[BEGIN Record extracts]
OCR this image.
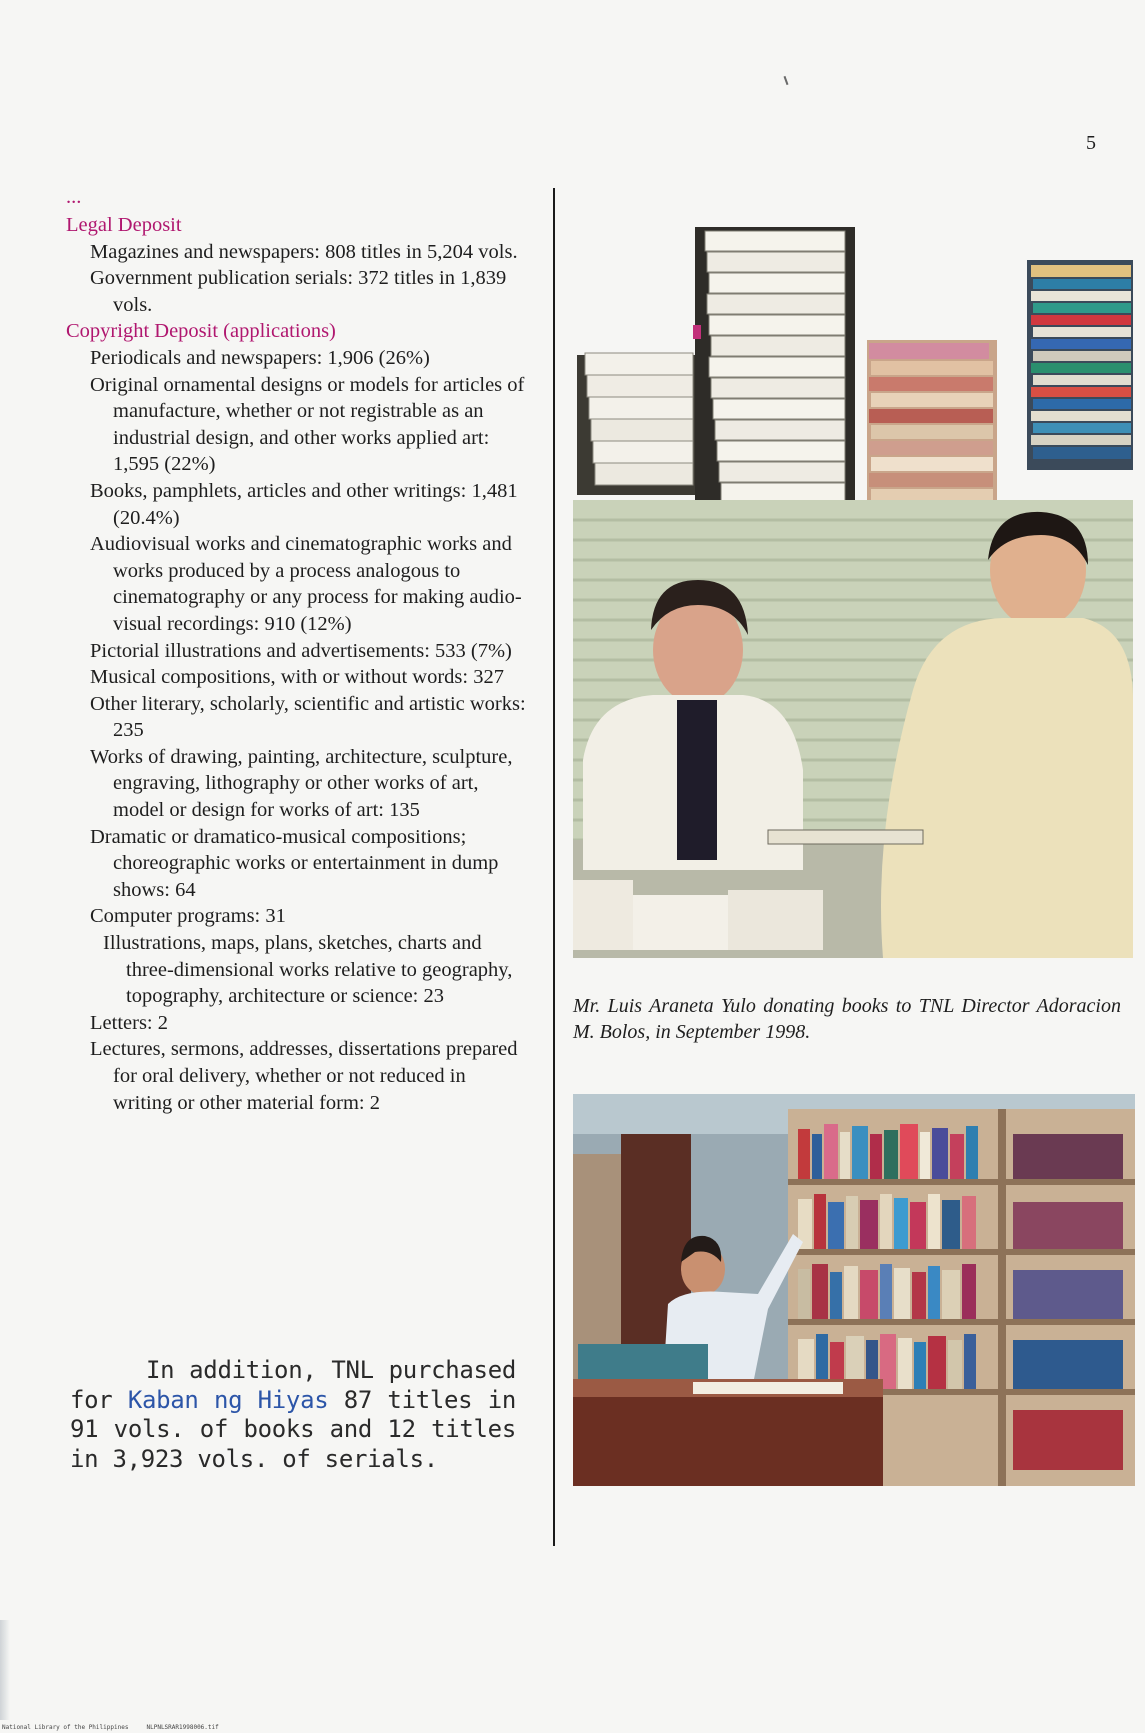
5
...
Legal Deposit
Magazines and newspapers: 808 titles in 5,204 vols.
Government publication serials: 372 titles in 1,839 vols.
Copyright Deposit (applications)
Periodicals and newspapers: 1,906 (26%)
Original ornamental designs or models for articles of manufacture, whether or not registrable as an industrial design, and other works applied art: 1,595 (22%)
Books, pamphlets, articles and other writings: 1,481 (20.4%)
Audiovisual works and cinematographic works and works produced by a process analogous to cinematography or any process for making audio-visual recordings: 910 (12%)
Pictorial illustrations and advertisements: 533 (7%)
Musical compositions, with or without words: 327
Other literary, scholarly, scientific and artistic works: 235
Works of drawing, painting, architecture, sculpture, engraving, lithography or other works of art, model or design for works of art: 135
Dramatic or dramatico-musical compositions; choreographic works or entertainment in dump shows: 64
Computer programs: 31
Illustrations, maps, plans, sketches, charts and three-dimensional works relative to geography, topography, architecture or science: 23
Letters: 2
Lectures, sermons, addresses, dissertations prepared for oral delivery, whether or not reduced in writing or other material form: 2
In addition, TNL purchased for Kaban ng Hiyas 87 titles in 91 vols. of books and 12 titles in 3,923 vols. of serials.
Mr. Luis Araneta Yulo donating books to TNL Director Adoracion M. Bolos, in September 1998.
National Library of the Philippines     NLPNLSRAR1998006.tif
[END Record extracts]
- **Request**
Reproduce each line of the material containing the word "vols".

- **Completed exercise**
Magazines and newspapers: 808 titles in 5,204 vols.
Government publication serials: 372 titles in 1,839 vols.
In addition, TNL purchased for Kaban ng Hiyas 87 titles in 91 vols. of books and 12 titles in 3,923 vols. of serials.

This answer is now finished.